**Quoted passage**:
================

Design- and build-wise, the X9 is solid, and even though the deck is plastic, it doesn't feel cheap or flimsy, while the aluminum lid has a premium feel. The Omen 17's busier design isn't for me, while the EON17-X is, conversely, very plain. There's often a battle between show-your-power aesthetics and too much restraint in laptops of this class, and the X9 is somewhere in between. It has some personality in its design, but isn't over the top with it, even if there are several influences going on. The lid evokes the hood of a sports car, as do the vents, but the touchpad bears bird imagery, and the bottom ventilation is also cut out in the shape of a bird spreading its wings. The black and gray coloring keeps it relatively muted, as opposed to the common and more aggressive red and black color scheme, but the lid and deck have some angled edges and line work to keep it interesting. The corners are trimmed with LEDs for a splash of color, and there's a bar of skinny LED lights below the display as well. The Alienware 17's lighting is a bit classier, and the build more premium for a pricey laptop, but the X9's design earns a thumbs up overall.
Aorus touts the X9 as the thinnest laptop with a true mechanical keyboard, but I don't love the result. It has some tactile feedback and fairly deep key travel, but offers a strange typing experience overall, as the keys have a plastic feel and are somewhat mushy when pressed. It's not overtly bad per say, it's just not very satisfying and doesn't feel especially high-quality. The keys are individually backlit, and included software allows you to fairly easily alter the effects and colors of each, as well as the chassis lighting. The LED bar can be used to show the battery level, as well as the GPU and CPU usage or temperature, a novel (if not the most useful) feature. There are preset effects for the whole keyboard, including a music mode that will pulse the chassis lighting to the beat of any music playing out of the laptop. The laptop's quad speakers (two speakers and two woofers) are up to blasting those tunes, with loud and clear audio quality.
The 17.3-inch screen is a 4K, In-Plane Switching (IPS) panel with solid clarity and color vibrancy. It's not an especially eye-catching screen, and the matte finish dulls the picture somewhat, but it's still sharp. In most laptops, a 4K screen is something of a waste for gaming as the graphics hardware can't achieve smooth frame rates at that resolution, but the X9 can make decent use of it with the dual cards, as you'll see in the testing section below. Outside of gaming, you get a 4K screen for watching movies or TV (as long as you have the native 4K content), which is one reason other laptops include it in the first place.
Internal storage is fast and plentiful in the form of two 512GB NVMe SSDs. They're not arranged in a RAID setup, showing up instead as two separate drives. Additionally, you can remove the X9's bottom panel and insert your own hard drive to an open bay, keeping the speedy storage but adding a few terabytes of room, if you need it. That should put gamers concerned with large installation sizes at ease, since the included 1TB may fill up faster than you think. This model is a Newegg exclusive, but it will be available with one 512GB SSD and a 1TB hard drive from other retailers for $3,649.

================

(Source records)
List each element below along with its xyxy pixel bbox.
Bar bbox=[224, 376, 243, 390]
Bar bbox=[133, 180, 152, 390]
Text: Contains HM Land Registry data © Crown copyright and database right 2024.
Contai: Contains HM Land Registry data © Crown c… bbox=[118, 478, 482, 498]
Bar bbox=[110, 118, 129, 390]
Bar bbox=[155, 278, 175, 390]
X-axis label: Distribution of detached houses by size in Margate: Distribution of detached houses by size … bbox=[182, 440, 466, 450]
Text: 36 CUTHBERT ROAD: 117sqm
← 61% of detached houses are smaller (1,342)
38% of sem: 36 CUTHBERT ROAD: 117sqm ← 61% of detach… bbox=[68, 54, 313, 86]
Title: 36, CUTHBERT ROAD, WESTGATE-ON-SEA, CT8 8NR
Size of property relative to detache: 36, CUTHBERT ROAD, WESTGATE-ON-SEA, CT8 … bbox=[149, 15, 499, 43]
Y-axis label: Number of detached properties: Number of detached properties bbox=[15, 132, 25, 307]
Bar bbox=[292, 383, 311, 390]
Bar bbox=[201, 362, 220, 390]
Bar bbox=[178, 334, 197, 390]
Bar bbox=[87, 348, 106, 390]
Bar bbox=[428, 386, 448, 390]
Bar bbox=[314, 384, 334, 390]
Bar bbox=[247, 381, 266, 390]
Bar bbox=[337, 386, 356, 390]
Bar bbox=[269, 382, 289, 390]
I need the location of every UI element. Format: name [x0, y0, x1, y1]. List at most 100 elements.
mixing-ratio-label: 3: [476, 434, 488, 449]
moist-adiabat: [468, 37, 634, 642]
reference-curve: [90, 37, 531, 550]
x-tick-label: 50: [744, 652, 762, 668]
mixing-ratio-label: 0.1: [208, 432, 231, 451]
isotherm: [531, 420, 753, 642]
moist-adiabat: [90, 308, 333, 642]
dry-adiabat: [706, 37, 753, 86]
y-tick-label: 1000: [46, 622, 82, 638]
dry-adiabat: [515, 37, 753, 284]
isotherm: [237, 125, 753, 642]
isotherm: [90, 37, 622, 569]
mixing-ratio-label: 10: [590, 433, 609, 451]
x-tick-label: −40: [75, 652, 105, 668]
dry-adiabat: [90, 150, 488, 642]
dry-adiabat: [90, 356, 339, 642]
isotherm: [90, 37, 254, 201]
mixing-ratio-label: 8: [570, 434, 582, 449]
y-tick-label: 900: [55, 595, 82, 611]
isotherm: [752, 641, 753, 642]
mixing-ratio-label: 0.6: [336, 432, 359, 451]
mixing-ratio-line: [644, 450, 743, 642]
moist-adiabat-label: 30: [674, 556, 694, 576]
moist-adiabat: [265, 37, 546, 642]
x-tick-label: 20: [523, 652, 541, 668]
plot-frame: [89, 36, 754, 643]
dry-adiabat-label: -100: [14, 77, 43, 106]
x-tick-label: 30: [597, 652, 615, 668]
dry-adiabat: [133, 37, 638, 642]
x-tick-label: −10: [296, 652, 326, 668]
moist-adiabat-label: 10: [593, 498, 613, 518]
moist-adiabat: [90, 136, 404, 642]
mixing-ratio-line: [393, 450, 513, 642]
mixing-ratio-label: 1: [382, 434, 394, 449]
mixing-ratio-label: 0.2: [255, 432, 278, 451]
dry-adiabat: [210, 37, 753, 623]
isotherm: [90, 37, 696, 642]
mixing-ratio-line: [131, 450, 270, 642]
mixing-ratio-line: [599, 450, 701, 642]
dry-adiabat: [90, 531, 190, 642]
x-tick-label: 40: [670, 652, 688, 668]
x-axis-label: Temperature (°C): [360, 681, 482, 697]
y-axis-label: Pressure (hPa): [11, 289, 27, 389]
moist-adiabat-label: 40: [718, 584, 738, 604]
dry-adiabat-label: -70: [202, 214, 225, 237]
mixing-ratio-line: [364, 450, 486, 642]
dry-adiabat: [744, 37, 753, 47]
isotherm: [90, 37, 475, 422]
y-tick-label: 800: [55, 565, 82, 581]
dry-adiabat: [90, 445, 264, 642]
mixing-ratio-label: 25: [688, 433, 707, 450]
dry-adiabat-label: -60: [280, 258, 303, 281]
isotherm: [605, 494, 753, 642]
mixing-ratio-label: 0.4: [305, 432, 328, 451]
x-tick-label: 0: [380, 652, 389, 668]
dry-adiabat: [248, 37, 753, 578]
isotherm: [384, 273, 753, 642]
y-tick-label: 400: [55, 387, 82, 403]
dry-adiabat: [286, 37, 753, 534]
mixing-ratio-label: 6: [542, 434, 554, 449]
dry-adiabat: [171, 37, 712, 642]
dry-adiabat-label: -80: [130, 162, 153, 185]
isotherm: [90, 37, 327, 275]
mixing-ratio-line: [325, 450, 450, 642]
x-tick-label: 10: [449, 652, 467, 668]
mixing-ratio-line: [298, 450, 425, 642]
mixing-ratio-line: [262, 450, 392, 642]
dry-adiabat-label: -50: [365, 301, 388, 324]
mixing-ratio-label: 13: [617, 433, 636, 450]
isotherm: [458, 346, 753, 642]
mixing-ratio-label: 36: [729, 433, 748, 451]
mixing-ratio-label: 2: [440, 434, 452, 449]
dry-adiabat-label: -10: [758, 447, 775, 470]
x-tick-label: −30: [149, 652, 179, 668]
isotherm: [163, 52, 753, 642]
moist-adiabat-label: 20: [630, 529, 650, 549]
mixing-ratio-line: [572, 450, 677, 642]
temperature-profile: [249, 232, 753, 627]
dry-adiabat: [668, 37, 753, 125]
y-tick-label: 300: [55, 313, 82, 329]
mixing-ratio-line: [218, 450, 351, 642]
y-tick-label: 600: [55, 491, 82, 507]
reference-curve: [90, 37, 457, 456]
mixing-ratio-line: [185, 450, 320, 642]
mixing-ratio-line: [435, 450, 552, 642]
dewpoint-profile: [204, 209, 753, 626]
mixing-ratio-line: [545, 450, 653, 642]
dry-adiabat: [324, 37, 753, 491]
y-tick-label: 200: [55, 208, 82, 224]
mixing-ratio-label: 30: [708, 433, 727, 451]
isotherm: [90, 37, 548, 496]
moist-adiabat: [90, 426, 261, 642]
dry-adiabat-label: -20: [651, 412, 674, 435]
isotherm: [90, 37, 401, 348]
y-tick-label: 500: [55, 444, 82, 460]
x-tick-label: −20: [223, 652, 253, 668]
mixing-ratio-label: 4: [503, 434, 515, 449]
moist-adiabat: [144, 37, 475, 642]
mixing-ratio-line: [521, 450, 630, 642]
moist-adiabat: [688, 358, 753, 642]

================

**Task requirements**:
1) Reproduce the passage of the Aorus X9 review that begins at the words "Internal storage is" and stops after the words "retailers for $3,649.".
2) Carry on the Aorus X9 laptop review from its final sentence.

**Expected answers**:
1)
Internal storage is fast and plentiful in the form of two 512GB NVMe SSDs. They're not arranged in a RAID setup, showing up instead as two separate drives. Additionally, you can remove the X9's bottom panel and insert your own hard drive to an open bay, keeping the speedy storage but adding a few terabytes of room, if you need it. That should put gamers concerned with large installation sizes at ease, since the included 1TB may fill up faster than you think. This model is a Newegg exclusive, but it will be available with one 512GB SSD and a 1TB hard drive from other retailers for $3,649.

2)
There are a variety of ports on the system, as you'd expect for a larger laptop that has the real estate to not exclude anything important. On board are three USB 3.0 ports, one USB-C port, a USB-C port with Thunderbolt 3, a mini-DisplayPort connection, an HDMI port, an SD card reader, an Ethernet jack, and a headphone jack. Other connectivity includes dual-band 802.11ac wireless and Bluetooth 4.1. Aorus supports its laptops with a two-year warranty.
In addition to the two GTX 1070 graphics cards in SLI (Nvidia's dual-graphics term), the X9 packs a 2.9GHz Intel Core i7-7820HK processor and 32GB of memory. In other words, it's quite fast. Its PCMark Work Conventional score, which measures general productivity, is high, generally speaking, but especially so when you consider the demanding 4K display, which consistently lowers scores on this test. Its multimedia test results were equally quick, better than average for gaming laptops, which are already superior to more standard machines. When you're not gaming on the X9, you can comfortably complete media work and side projects without being frustrated its speed is costing you time.
Obviously with dual graphics, all eyes will be on 3D and gaming performance. Its scores on 3DMark's Cloud Gate and more demanding Fire Strike Extreme were among the highest we've recorded for laptops, if not just by virtue of dual-card laptops being fairly uncommon. Recently, only the EON17-SLX and MSI GT83VR 7RF Titan SLI, both with two GTX 1080s, were able to top its numbers. On the Heaven and Valley gaming tests running at ultra-quality settings, 1080p was unsurprisingly a breeze, averaging more than 100fps (frames per second) on each.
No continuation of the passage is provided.